* _Do this_
Repeat the entire listing exactly.

* _Data to process_
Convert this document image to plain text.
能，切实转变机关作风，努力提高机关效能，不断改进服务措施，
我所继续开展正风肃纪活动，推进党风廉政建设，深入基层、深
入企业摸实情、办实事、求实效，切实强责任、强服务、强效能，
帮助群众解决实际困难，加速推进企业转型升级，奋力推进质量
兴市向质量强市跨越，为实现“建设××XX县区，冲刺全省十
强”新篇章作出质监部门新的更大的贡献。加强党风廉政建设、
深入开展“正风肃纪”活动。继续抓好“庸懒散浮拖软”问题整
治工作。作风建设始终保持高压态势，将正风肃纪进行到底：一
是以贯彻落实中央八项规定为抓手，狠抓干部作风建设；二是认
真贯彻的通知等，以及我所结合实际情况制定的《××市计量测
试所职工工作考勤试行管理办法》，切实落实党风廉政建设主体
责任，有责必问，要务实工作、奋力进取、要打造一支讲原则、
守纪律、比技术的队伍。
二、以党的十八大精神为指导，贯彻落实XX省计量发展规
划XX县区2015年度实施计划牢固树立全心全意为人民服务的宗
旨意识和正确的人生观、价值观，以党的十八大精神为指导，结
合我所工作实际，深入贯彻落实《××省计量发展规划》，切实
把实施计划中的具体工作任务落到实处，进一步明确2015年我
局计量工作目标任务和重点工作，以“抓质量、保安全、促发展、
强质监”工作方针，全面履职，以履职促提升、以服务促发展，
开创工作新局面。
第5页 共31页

* _Final result_
Convert this document image to plain text.
能，切实转变机关作风，努力提高机关效能，不断改进服务措施，
我所继续开展正风肃纪活动，推进党风廉政建设，深入基层、深
入企业摸实情、办实事、求实效，切实强责任、强服务、强效能，
帮助群众解决实际困难，加速推进企业转型升级，奋力推进质量
兴市向质量强市跨越，为实现“建设××XX县区，冲刺全省十
强”新篇章作出质监部门新的更大的贡献。加强党风廉政建设、
深入开展“正风肃纪”活动。继续抓好“庸懒散浮拖软”问题整
治工作。作风建设始终保持高压态势，将正风肃纪进行到底：一
是以贯彻落实中央八项规定为抓手，狠抓干部作风建设；二是认
真贯彻的通知等，以及我所结合实际情况制定的《××市计量测
试所职工工作考勤试行管理办法》，切实落实党风廉政建设主体
责任，有责必问，要务实工作、奋力进取、要打造一支讲原则、
守纪律、比技术的队伍。
二、以党的十八大精神为指导，贯彻落实XX省计量发展规
划XX县区2015年度实施计划牢固树立全心全意为人民服务的宗
旨意识和正确的人生观、价值观，以党的十八大精神为指导，结
合我所工作实际，深入贯彻落实《××省计量发展规划》，切实
把实施计划中的具体工作任务落到实处，进一步明确2015年我
局计量工作目标任务和重点工作，以“抓质量、保安全、促发展、
强质监”工作方针，全面履职，以履职促提升、以服务促发展，
开创工作新局面。
第5页 共31页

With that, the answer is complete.